▶ _WHAT YOU HAVE TO DO_
Transcribe every line, keeping it exact.

════════

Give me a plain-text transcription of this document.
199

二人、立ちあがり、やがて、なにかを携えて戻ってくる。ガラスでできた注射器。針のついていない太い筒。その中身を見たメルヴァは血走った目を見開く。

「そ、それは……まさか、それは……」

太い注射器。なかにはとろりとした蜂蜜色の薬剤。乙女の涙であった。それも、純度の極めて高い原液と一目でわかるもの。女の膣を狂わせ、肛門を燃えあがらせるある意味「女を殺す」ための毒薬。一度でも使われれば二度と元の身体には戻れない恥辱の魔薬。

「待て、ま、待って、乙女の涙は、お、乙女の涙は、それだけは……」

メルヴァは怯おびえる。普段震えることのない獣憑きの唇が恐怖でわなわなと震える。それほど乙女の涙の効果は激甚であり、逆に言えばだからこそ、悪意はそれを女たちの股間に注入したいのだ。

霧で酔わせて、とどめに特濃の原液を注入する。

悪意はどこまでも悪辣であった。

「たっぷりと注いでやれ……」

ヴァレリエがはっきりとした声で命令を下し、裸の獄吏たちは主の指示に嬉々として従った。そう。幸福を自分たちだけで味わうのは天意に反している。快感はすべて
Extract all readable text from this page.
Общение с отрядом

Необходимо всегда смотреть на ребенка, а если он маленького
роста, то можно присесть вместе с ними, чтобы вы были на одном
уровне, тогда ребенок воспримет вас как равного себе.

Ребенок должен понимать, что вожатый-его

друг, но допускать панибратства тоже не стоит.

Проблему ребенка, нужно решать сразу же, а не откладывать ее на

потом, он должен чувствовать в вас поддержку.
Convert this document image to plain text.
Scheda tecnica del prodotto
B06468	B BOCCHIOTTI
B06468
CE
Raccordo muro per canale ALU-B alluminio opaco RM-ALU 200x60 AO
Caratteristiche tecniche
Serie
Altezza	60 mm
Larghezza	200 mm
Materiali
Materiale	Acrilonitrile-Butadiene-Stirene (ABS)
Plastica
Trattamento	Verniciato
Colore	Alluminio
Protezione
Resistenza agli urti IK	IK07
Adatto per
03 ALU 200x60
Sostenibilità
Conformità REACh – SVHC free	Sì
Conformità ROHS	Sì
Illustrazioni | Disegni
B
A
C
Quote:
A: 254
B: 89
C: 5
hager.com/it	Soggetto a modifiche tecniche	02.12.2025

════════

▶ _COMPLETE OUTPUT_
Give me a plain-text transcription of this document.
199

二人、立ちあがり、やがて、なにかを携えて戻ってくる。ガラスでできた注射器。針のついていない太い筒。その中身を見たメルヴァは血走った目を見開く。

「そ、それは……まさか、それは……」

太い注射器。なかにはとろりとした蜂蜜色の薬剤。乙女の涙であった。それも、純度の極めて高い原液と一目でわかるもの。女の膣を狂わせ、肛門を燃えあがらせるある意味「女を殺す」ための毒薬。一度でも使われれば二度と元の身体には戻れない恥辱の魔薬。

「待て、ま、待って、乙女の涙は、お、乙女の涙は、それだけは……」

メルヴァは怯おびえる。普段震えることのない獣憑きの唇が恐怖でわなわなと震える。それほど乙女の涙の効果は激甚であり、逆に言えばだからこそ、悪意はそれを女たちの股間に注入したいのだ。

霧で酔わせて、とどめに特濃の原液を注入する。

悪意はどこまでも悪辣であった。

「たっぷりと注いでやれ……」

ヴァレリエがはっきりとした声で命令を下し、裸の獄吏たちは主の指示に嬉々として従った。そう。幸福を自分たちだけで味わうのは天意に反している。快感はすべて
Extract all readable text from this page.
Общение с отрядом

Необходимо всегда смотреть на ребенка, а если он маленького
роста, то можно присесть вместе с ними, чтобы вы были на одном
уровне, тогда ребенок воспримет вас как равного себе.

Ребенок должен понимать, что вожатый-его

друг, но допускать панибратства тоже не стоит.

Проблему ребенка, нужно решать сразу же, а не откладывать ее на

потом, он должен чувствовать в вас поддержку.
Convert this document image to plain text.
Scheda tecnica del prodotto
B06468	B BOCCHIOTTI
B06468
CE
Raccordo muro per canale ALU-B alluminio opaco RM-ALU 200x60 AO
Caratteristiche tecniche
Serie
Altezza	60 mm
Larghezza	200 mm
Materiali
Materiale	Acrilonitrile-Butadiene-Stirene (ABS)
Plastica
Trattamento	Verniciato
Colore	Alluminio
Protezione
Resistenza agli urti IK	IK07
Adatto per
03 ALU 200x60
Sostenibilità
Conformità REACh – SVHC free	Sì
Conformità ROHS	Sì
Illustrazioni | Disegni
B
A
C
Quote:
A: 254
B: 89
C: 5
hager.com/it	Soggetto a modifiche tecniche	02.12.2025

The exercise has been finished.